■ Collection entries
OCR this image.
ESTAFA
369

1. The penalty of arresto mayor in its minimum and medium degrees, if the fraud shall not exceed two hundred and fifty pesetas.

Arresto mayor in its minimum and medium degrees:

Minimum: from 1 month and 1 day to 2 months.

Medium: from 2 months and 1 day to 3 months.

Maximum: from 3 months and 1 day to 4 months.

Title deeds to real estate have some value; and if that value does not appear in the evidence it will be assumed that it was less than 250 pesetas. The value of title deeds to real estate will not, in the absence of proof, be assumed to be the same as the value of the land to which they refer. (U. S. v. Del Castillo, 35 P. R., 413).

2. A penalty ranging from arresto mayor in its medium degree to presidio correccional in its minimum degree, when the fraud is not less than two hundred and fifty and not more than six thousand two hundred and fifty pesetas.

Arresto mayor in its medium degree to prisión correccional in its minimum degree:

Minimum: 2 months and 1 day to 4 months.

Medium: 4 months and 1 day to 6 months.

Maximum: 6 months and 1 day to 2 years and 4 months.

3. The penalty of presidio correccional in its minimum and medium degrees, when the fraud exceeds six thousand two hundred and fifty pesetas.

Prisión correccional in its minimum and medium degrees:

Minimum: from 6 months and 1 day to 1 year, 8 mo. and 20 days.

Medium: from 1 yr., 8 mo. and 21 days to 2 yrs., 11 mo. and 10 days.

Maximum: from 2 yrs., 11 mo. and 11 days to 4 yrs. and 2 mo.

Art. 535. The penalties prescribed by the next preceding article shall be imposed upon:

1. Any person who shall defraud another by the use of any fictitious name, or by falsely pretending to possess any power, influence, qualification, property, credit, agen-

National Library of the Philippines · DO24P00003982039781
---
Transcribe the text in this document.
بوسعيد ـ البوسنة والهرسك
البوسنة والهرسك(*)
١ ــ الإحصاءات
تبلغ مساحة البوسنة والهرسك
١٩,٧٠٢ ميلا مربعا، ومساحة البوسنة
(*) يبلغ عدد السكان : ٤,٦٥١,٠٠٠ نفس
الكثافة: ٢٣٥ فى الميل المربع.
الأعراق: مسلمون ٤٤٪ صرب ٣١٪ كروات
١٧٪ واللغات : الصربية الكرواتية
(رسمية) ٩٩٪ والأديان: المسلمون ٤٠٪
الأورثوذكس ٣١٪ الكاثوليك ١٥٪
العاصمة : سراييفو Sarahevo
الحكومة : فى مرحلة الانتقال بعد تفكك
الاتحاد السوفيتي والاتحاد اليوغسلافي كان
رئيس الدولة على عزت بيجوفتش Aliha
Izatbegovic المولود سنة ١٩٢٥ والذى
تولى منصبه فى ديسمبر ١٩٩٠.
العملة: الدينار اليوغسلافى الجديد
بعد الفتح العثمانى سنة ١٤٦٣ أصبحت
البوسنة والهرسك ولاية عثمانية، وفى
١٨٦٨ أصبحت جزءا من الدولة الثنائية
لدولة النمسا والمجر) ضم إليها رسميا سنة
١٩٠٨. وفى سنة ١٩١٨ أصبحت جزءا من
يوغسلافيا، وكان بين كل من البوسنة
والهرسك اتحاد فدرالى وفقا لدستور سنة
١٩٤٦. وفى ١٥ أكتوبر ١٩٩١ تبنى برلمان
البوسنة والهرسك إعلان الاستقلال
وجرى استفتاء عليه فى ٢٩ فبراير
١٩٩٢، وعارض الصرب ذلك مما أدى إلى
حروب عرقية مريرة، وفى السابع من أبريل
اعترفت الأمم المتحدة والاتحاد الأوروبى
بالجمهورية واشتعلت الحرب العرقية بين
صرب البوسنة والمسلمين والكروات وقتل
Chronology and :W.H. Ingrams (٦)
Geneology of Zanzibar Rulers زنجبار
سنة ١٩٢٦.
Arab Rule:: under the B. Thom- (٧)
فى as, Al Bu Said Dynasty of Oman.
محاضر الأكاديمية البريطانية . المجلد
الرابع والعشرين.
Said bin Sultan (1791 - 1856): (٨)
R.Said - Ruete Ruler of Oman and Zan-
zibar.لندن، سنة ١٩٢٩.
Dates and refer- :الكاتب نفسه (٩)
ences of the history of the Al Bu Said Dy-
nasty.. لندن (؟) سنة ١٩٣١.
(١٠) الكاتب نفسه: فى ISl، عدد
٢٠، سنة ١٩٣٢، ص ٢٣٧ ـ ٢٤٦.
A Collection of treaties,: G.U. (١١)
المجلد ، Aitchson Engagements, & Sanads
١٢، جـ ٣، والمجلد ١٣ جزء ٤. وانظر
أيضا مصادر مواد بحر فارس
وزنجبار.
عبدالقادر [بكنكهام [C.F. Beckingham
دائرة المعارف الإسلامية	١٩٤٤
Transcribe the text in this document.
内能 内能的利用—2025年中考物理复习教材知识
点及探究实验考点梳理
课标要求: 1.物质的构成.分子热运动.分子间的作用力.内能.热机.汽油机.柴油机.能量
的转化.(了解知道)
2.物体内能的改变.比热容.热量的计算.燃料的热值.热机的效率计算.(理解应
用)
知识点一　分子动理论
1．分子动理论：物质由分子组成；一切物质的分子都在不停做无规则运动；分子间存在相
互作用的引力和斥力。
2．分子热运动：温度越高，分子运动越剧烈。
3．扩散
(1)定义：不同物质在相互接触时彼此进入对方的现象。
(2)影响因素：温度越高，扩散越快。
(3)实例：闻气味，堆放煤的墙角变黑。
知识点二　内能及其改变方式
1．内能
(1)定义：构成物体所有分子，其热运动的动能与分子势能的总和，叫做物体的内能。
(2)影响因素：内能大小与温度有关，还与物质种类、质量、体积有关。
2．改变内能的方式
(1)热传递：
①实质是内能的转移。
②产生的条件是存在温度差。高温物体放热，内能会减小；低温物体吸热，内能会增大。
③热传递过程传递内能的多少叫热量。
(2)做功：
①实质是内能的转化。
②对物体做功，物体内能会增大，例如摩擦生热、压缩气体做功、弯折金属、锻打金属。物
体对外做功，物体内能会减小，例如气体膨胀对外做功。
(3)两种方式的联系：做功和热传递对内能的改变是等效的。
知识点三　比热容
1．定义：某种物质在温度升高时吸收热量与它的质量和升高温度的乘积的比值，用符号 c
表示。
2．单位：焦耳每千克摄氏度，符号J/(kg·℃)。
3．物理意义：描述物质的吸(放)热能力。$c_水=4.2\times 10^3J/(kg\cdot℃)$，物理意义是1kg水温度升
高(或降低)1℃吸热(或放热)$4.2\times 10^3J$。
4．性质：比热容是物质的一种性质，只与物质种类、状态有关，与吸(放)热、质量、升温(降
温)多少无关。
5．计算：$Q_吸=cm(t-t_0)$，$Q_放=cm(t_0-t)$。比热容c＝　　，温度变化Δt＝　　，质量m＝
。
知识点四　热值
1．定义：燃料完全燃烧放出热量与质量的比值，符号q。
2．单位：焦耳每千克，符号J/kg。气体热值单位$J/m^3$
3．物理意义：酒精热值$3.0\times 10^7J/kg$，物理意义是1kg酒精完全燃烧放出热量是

■ Aim
Say how many lines in the records hold the string "البوسنة", and say nothing else.

■ Completed task
8